Objective 1 |
In the quickstart, what command installs the package?
Objective 2 |
Print the part of the quickstart that begins with the words "2. Parse a PDF¶" and ends after "pipeline = DocumentPipeline(ProcessingConfig())".
Objective 3 |
Check each statement against the quickstart and answer yes or no, quoting the words that decide it: (a) The LangChain loader is given the file name report.pdf. (b) The chunk inspection step loops over the first five chunks. (c) In the LlamaIndex step, the file is passed to load_data as a keyword argument named file.

Selected text |
※ ※ ※
Quickstart¶

Parse your first document in under 5 minutes.

1. Install¶

pip install longparser

2. Parse a PDF¶

from longparser import DocumentPipeline, ProcessingConfig

# Create pipeline with defaults
pipeline = DocumentPipeline(ProcessingConfig())

# Parse a PDF
doc = pipeline.process("research_paper.pdf")

print(f"Pages: {len(doc.pages)}")
print(f"Blocks: {len(doc.blocks)}")
print(f"Chunks: {len(doc.chunks)}")

3. Inspect Chunks¶

for chunk in doc.chunks[:3]:
    print(f"[{chunk.chunk_type}] tokens={chunk.token_count}")
    print(chunk.text[:200])
    print("---")

4. Use with LangChain¶

from longparser.integrations.langchain import LongParserLoader

loader = LongParserLoader("report.pdf")
documents = loader.load()  # Returns List[Document]

5. Use with LlamaIndex¶

from longparser.integrations.llamaindex import LongParserReader

reader = LongParserReader()
nodes = reader.load_data(file="report.pdf")
※ ※ ※
Raw data |
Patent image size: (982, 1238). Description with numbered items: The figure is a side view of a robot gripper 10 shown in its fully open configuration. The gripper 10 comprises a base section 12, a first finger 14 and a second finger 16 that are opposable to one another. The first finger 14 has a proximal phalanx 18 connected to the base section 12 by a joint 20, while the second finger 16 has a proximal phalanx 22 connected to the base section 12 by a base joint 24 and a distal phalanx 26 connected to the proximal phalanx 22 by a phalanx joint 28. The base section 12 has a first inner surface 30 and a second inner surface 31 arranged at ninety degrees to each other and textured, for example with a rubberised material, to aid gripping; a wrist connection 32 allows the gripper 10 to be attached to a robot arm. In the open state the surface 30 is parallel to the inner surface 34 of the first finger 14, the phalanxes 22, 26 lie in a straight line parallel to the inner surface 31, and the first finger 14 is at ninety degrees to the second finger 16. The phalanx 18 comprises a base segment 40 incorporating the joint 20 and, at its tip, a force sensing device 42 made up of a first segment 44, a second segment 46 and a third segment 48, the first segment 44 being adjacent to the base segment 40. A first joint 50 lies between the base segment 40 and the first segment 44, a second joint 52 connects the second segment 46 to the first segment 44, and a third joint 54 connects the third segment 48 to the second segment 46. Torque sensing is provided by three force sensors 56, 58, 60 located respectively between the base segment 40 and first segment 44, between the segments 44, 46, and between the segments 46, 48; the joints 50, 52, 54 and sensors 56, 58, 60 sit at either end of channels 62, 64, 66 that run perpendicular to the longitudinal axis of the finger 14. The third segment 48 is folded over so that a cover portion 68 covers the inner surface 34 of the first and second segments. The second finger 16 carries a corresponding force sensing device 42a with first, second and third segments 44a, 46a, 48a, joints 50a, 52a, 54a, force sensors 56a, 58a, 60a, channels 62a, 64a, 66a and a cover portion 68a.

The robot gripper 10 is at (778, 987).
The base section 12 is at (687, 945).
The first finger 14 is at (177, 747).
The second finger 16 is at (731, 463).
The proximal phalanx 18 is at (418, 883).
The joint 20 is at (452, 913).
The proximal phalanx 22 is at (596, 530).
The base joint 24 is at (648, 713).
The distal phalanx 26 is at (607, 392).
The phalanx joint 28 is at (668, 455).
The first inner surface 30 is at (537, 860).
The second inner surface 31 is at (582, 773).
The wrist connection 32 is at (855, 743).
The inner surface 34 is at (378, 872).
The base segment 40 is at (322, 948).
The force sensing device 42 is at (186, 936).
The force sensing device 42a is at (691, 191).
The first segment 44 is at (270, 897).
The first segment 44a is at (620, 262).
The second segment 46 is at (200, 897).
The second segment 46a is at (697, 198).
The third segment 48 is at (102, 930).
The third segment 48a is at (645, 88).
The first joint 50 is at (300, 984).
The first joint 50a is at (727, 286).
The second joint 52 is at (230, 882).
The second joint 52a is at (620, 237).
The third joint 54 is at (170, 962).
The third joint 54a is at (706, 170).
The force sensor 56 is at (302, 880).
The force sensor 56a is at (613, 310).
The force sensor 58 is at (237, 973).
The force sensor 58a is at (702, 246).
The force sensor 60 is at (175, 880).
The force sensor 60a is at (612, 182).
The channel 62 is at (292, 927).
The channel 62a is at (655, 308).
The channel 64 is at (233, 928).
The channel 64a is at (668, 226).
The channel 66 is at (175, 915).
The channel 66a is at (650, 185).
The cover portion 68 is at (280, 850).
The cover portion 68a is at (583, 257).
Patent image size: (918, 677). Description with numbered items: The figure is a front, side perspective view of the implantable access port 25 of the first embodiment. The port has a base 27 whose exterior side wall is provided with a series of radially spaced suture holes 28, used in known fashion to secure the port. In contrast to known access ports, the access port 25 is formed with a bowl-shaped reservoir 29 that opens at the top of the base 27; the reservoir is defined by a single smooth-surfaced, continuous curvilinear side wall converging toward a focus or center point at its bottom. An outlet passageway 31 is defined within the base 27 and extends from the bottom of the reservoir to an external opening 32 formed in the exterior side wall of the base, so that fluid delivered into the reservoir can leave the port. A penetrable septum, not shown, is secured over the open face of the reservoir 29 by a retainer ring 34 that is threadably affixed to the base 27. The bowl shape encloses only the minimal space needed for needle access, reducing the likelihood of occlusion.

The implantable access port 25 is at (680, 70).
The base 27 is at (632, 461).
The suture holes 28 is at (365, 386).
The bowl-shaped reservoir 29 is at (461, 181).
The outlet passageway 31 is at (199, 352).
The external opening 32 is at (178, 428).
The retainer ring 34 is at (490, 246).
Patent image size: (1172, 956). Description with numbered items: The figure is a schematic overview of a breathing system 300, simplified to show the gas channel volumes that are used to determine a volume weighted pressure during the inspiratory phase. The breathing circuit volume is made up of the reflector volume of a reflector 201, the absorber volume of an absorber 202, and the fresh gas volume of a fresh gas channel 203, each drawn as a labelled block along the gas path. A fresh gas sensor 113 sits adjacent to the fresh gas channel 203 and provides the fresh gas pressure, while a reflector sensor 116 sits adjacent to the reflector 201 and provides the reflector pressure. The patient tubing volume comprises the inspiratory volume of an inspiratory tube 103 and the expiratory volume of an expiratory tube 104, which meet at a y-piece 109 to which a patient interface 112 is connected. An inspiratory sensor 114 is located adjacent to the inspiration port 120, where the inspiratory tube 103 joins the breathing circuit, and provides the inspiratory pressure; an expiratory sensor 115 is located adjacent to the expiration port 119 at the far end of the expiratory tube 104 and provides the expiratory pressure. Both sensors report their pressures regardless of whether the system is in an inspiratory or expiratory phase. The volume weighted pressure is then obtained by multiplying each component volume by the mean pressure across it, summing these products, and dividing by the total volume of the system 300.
※ ※ ※
Finished answer 1 |
pip install longparser

Finished answer 2 |
2. Parse a PDF¶

from longparser import DocumentPipeline, ProcessingConfig

# Create pipeline with defaults
pipeline = DocumentPipeline(ProcessingConfig())

Finished answer 3 |
(a) Yes: "loader = LongParserLoader("report.pdf")"
(b) No: "for chunk in doc.chunks[:3]:"
(c) Yes: "nodes = reader.load_data(file="report.pdf")"